▸ Stored rows:
■ ■ ■

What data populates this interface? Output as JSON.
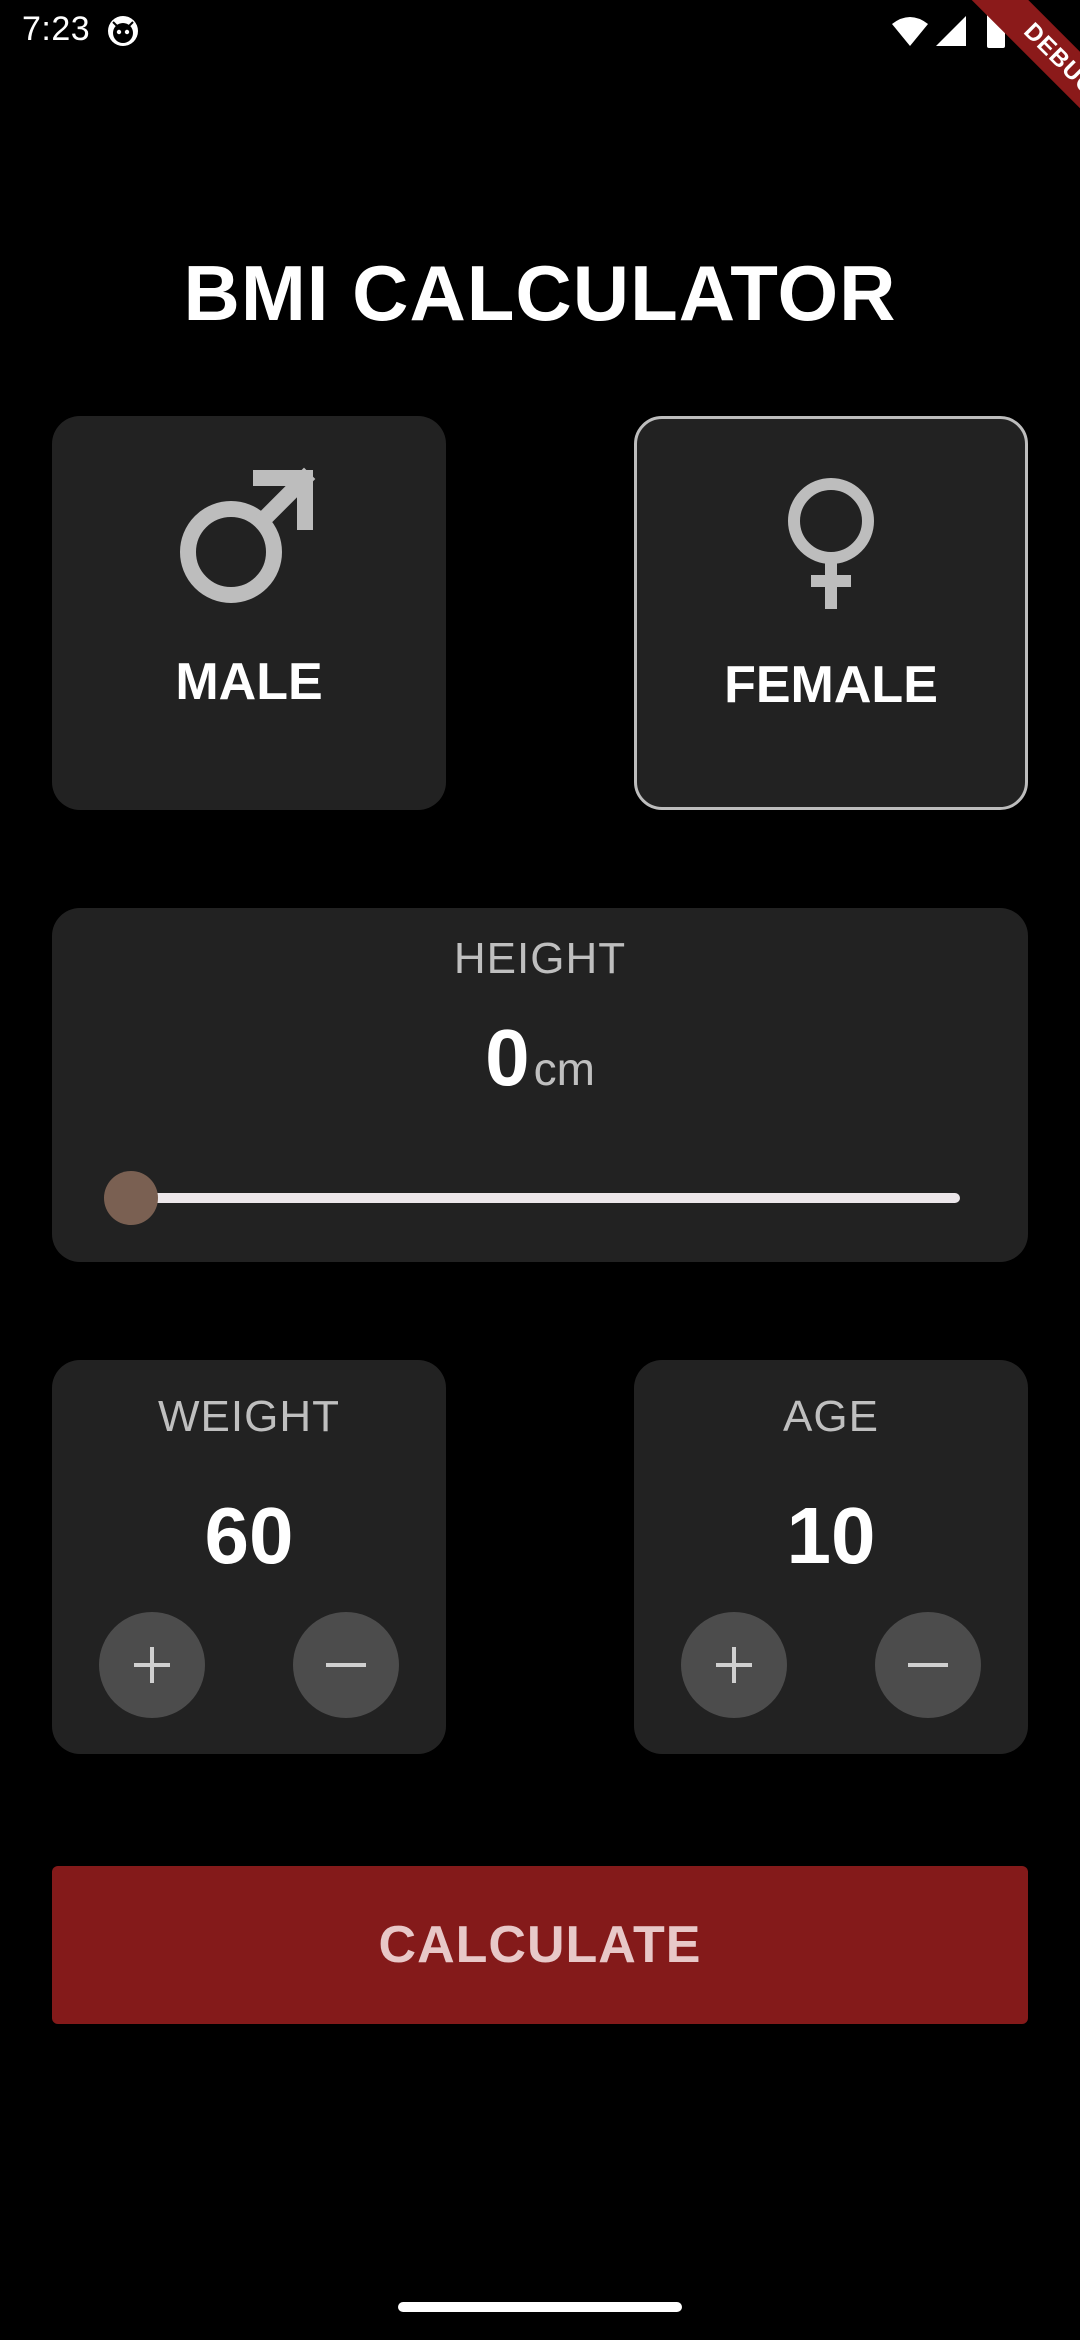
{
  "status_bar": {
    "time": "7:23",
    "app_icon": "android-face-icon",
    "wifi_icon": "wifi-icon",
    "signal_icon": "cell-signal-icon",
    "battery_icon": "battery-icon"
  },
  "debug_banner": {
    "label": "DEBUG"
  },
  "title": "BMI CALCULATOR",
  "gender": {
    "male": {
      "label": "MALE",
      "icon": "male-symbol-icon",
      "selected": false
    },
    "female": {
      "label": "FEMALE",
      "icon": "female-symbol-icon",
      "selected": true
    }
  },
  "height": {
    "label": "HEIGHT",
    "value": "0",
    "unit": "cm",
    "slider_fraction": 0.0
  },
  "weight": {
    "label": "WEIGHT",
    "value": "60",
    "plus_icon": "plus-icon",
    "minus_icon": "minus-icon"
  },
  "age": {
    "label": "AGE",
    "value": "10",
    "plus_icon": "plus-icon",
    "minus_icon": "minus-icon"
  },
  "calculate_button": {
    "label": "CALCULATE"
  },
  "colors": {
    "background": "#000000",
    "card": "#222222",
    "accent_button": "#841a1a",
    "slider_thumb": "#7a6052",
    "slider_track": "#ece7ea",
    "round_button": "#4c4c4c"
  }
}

■ ■ ■

▸ Task:
Repeat the listing in full and exactly. Do not include any images.

▸ Output for this task:
What data populates this interface? Output as JSON.
{
  "status_bar": {
    "time": "7:23",
    "app_icon": "android-face-icon",
    "wifi_icon": "wifi-icon",
    "signal_icon": "cell-signal-icon",
    "battery_icon": "battery-icon"
  },
  "debug_banner": {
    "label": "DEBUG"
  },
  "title": "BMI CALCULATOR",
  "gender": {
    "male": {
      "label": "MALE",
      "icon": "male-symbol-icon",
      "selected": false
    },
    "female": {
      "label": "FEMALE",
      "icon": "female-symbol-icon",
      "selected": true
    }
  },
  "height": {
    "label": "HEIGHT",
    "value": "0",
    "unit": "cm",
    "slider_fraction": 0.0
  },
  "weight": {
    "label": "WEIGHT",
    "value": "60",
    "plus_icon": "plus-icon",
    "minus_icon": "minus-icon"
  },
  "age": {
    "label": "AGE",
    "value": "10",
    "plus_icon": "plus-icon",
    "minus_icon": "minus-icon"
  },
  "calculate_button": {
    "label": "CALCULATE"
  },
  "colors": {
    "background": "#000000",
    "card": "#222222",
    "accent_button": "#841a1a",
    "slider_thumb": "#7a6052",
    "slider_track": "#ece7ea",
    "round_button": "#4c4c4c"
  }
}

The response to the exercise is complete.